● **Input records**:
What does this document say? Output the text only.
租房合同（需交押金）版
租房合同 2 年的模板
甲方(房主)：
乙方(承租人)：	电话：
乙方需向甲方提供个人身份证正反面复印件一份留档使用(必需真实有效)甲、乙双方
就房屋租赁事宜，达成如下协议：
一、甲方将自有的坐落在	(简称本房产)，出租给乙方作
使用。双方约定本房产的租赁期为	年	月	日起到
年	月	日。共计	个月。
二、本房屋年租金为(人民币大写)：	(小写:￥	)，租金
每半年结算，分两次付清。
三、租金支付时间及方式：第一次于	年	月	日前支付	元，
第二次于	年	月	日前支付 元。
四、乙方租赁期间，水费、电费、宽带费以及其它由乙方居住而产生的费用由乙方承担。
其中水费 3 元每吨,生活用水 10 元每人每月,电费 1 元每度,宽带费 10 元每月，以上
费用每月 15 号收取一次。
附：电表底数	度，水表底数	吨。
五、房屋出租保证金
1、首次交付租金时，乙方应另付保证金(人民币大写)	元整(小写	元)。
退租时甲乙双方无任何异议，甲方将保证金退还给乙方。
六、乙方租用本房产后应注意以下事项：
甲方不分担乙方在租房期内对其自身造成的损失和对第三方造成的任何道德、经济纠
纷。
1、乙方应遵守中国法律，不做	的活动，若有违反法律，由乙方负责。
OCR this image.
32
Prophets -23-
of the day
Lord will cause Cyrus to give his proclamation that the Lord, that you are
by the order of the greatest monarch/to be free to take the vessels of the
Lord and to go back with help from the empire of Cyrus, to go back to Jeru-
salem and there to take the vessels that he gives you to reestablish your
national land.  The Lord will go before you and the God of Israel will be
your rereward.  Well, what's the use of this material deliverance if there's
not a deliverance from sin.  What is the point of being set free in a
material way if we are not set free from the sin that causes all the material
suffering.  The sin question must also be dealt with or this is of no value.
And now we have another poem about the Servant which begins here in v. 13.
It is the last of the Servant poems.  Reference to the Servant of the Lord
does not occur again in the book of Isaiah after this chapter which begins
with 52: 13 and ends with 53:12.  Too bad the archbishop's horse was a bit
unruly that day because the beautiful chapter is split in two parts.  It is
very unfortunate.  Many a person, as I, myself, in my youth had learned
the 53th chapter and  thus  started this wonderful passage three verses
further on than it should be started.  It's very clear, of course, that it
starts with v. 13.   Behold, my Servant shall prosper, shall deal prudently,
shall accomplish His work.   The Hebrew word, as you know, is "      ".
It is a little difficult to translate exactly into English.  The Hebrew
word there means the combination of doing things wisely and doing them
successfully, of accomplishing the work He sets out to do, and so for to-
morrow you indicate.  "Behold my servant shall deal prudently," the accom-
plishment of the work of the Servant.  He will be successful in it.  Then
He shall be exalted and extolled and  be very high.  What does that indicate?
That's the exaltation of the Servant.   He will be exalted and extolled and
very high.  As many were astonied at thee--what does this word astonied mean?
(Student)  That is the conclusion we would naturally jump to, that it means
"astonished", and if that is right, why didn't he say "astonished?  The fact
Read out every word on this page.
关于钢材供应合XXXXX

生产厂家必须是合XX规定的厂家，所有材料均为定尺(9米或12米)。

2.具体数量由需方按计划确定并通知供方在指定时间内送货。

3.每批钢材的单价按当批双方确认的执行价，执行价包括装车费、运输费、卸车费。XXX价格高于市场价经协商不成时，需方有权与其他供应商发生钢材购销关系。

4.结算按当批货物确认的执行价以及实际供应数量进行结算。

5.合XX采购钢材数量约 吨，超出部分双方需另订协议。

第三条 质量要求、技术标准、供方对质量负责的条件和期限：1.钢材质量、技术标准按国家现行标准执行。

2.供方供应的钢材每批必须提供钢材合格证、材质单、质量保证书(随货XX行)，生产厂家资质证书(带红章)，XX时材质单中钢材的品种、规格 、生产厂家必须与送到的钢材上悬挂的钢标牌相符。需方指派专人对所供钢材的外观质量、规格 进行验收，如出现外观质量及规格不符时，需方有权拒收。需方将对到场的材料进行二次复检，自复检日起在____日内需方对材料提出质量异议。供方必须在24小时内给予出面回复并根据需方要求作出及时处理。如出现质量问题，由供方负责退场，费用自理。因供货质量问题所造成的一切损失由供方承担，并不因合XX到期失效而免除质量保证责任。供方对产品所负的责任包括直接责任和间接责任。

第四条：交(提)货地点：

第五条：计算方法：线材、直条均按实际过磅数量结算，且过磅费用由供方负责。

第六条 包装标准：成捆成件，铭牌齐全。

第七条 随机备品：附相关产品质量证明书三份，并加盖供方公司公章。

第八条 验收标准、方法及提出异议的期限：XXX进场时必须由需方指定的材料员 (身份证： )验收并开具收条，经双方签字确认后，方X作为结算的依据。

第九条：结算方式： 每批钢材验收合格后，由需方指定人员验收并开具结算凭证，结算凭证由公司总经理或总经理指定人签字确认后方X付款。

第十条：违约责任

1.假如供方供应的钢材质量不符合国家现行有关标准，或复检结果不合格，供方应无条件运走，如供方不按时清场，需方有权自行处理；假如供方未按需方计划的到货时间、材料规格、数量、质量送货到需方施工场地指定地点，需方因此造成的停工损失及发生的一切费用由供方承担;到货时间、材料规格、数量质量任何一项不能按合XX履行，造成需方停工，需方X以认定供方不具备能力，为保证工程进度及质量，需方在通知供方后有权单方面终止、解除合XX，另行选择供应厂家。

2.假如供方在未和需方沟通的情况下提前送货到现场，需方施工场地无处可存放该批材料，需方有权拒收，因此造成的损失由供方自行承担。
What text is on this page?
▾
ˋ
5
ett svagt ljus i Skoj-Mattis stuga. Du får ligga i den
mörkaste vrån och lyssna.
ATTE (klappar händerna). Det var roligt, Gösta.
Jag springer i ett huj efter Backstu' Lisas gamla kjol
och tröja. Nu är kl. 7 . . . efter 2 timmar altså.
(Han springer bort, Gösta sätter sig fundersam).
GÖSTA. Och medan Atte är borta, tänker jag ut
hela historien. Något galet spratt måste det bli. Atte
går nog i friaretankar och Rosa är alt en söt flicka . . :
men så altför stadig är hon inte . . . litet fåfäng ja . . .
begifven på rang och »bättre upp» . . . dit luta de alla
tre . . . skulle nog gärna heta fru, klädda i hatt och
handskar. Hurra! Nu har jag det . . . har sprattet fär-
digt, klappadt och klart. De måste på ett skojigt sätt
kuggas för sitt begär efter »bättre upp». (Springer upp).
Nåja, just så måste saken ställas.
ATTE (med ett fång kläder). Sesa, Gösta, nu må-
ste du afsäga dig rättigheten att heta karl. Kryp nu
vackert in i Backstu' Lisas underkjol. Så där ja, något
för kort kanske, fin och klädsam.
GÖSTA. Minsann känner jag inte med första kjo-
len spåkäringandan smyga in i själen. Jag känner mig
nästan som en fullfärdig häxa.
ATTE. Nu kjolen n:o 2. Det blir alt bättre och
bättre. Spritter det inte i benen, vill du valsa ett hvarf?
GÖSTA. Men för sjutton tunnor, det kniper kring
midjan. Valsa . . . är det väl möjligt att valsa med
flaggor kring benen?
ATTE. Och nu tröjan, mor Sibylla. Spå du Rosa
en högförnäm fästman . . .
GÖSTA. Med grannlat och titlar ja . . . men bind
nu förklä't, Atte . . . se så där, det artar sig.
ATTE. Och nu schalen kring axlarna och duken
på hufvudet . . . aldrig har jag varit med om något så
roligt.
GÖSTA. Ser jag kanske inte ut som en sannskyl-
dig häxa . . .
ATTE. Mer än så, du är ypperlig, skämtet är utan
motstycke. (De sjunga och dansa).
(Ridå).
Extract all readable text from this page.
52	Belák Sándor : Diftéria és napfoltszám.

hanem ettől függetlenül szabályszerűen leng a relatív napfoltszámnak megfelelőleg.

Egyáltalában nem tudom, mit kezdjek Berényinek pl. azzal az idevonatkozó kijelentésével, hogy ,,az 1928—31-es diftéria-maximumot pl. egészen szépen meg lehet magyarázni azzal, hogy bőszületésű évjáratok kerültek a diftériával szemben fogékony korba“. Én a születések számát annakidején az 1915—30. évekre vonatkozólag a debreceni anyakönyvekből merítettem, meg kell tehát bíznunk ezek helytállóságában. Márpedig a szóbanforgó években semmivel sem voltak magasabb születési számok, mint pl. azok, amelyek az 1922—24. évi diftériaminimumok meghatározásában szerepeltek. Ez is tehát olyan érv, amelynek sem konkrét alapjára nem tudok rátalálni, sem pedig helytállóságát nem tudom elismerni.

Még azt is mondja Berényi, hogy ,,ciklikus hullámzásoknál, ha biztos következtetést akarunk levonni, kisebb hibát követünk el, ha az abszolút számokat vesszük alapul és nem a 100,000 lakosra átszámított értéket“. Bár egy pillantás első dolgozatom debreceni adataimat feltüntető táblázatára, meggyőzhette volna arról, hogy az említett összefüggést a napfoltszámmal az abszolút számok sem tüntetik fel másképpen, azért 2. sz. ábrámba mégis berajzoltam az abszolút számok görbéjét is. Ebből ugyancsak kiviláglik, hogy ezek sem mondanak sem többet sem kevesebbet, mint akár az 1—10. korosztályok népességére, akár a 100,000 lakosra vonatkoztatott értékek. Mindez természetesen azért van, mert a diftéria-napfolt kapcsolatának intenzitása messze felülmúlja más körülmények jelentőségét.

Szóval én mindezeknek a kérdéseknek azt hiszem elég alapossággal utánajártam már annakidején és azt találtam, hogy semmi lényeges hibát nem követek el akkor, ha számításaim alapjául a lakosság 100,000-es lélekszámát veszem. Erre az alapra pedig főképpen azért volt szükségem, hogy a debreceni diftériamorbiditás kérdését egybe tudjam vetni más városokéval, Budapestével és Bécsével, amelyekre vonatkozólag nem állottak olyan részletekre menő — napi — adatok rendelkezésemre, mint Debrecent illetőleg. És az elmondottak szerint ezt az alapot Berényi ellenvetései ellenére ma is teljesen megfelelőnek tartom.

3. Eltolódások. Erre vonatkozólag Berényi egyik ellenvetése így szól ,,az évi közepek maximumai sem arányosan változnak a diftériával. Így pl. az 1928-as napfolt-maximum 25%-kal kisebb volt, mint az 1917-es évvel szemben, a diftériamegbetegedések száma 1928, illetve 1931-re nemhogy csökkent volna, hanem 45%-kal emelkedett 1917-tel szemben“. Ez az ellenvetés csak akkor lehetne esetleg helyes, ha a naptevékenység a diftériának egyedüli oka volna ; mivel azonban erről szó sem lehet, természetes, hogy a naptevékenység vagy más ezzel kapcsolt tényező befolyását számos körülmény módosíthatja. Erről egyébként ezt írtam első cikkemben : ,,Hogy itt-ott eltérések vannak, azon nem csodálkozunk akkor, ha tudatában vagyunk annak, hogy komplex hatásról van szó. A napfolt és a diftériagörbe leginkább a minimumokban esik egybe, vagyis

● **Direction**:
Extract every line that has the string "Lord" in it.

● **Response to the task**:
Lord will cause Cyrus to give his proclamation that the Lord, that you are
Lord and to go back with help from the empire of Cyrus, to go back to Jeru-
national land.  The Lord will go before you and the God of Israel will be
It is the last of the Servant poems.  Reference to the Servant of the Lord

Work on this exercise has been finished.